→ **PROVIDED DATA**:
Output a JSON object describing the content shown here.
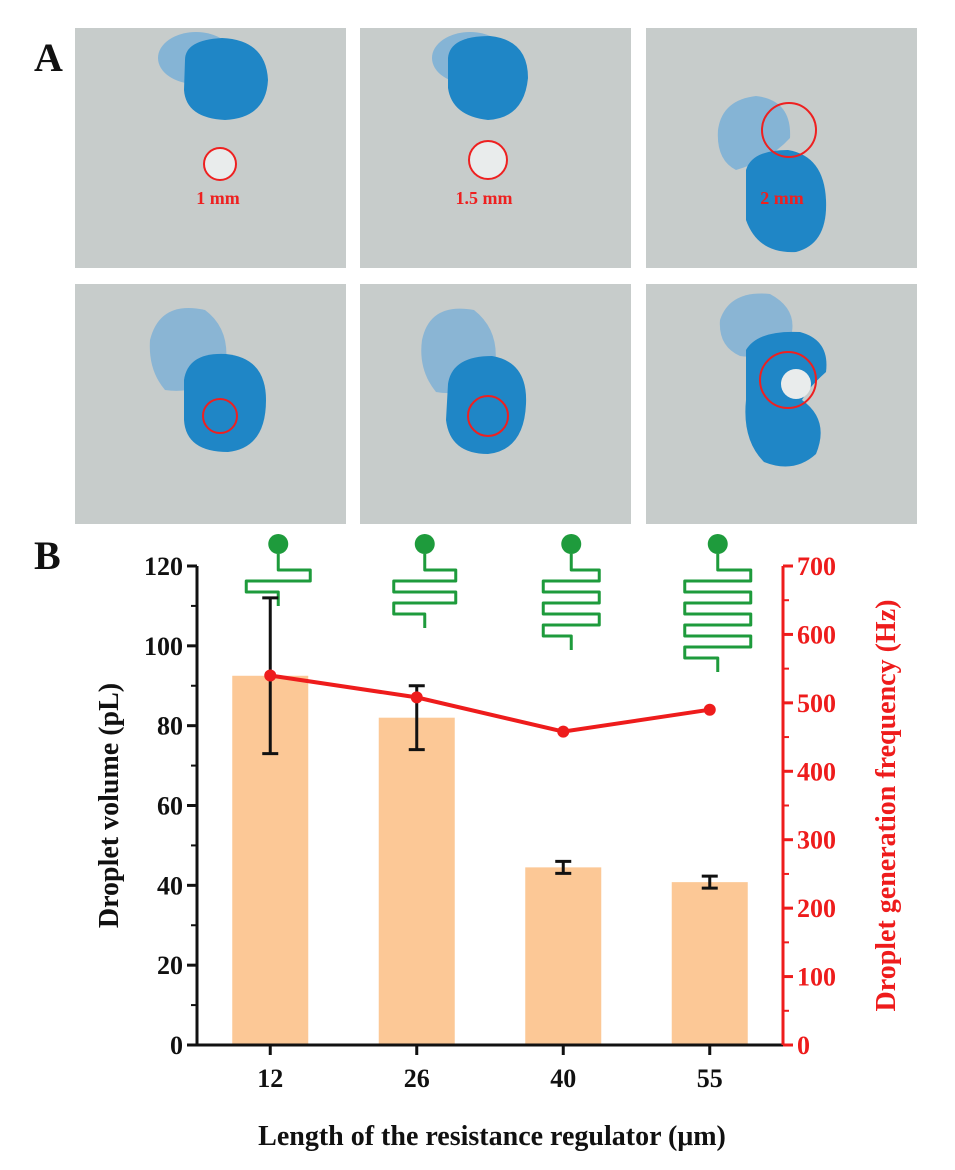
{
  "panel_a": {
    "letter": "A",
    "photo_labels": [
      "1 mm",
      "1.5 mm",
      "2 mm"
    ]
  },
  "panel_b": {
    "letter": "B"
  },
  "colors": {
    "bar": "#fcc896",
    "line": "#ee1c1c",
    "error_bar": "#111111",
    "regulator_icon": "#1e9b3c",
    "droplet": "#1f86c6",
    "photo_bg": "#c7cccb",
    "circle": "#ee2020"
  },
  "icons": [
    "resistance-regulator-12-icon",
    "resistance-regulator-26-icon",
    "resistance-regulator-40-icon",
    "resistance-regulator-55-icon"
  ],
  "chart_data": {
    "type": "bar",
    "categories": [
      "12",
      "26",
      "40",
      "55"
    ],
    "xlabel": "Length of the resistance regulator (μm)",
    "ylabel": "Droplet volume (pL)",
    "ylabel_right": "Droplet generation frequency (Hz)",
    "ylim": [
      0,
      120
    ],
    "yticks": [
      "0",
      "20",
      "40",
      "60",
      "80",
      "100",
      "120"
    ],
    "ylim_right": [
      0,
      700
    ],
    "yticks_right": [
      "0",
      "100",
      "200",
      "300",
      "400",
      "500",
      "600",
      "700"
    ],
    "series": [
      {
        "type": "bar",
        "values": [
          92.5,
          82,
          44.5,
          40.8
        ],
        "errors": [
          19.5,
          8,
          1.5,
          1.5
        ]
      },
      {
        "type": "line",
        "axis": "right",
        "values": [
          540,
          508,
          458,
          490
        ]
      }
    ],
    "grid": false,
    "legend": "none"
  }
}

→ **EXERCISE OBJECTIVE**:
Excluding the pictures, restate the records above word for word.

→ **TASK OUTPUT**:
Output a JSON object describing the content shown here.
{
  "panel_a": {
    "letter": "A",
    "photo_labels": [
      "1 mm",
      "1.5 mm",
      "2 mm"
    ]
  },
  "panel_b": {
    "letter": "B"
  },
  "colors": {
    "bar": "#fcc896",
    "line": "#ee1c1c",
    "error_bar": "#111111",
    "regulator_icon": "#1e9b3c",
    "droplet": "#1f86c6",
    "photo_bg": "#c7cccb",
    "circle": "#ee2020"
  },
  "icons": [
    "resistance-regulator-12-icon",
    "resistance-regulator-26-icon",
    "resistance-regulator-40-icon",
    "resistance-regulator-55-icon"
  ],
  "chart_data": {
    "type": "bar",
    "categories": [
      "12",
      "26",
      "40",
      "55"
    ],
    "xlabel": "Length of the resistance regulator (μm)",
    "ylabel": "Droplet volume (pL)",
    "ylabel_right": "Droplet generation frequency (Hz)",
    "ylim": [
      0,
      120
    ],
    "yticks": [
      "0",
      "20",
      "40",
      "60",
      "80",
      "100",
      "120"
    ],
    "ylim_right": [
      0,
      700
    ],
    "yticks_right": [
      "0",
      "100",
      "200",
      "300",
      "400",
      "500",
      "600",
      "700"
    ],
    "series": [
      {
        "type": "bar",
        "values": [
          92.5,
          82,
          44.5,
          40.8
        ],
        "errors": [
          19.5,
          8,
          1.5,
          1.5
        ]
      },
      {
        "type": "line",
        "axis": "right",
        "values": [
          540,
          508,
          458,
          490
        ]
      }
    ],
    "grid": false,
    "legend": "none"
  }
}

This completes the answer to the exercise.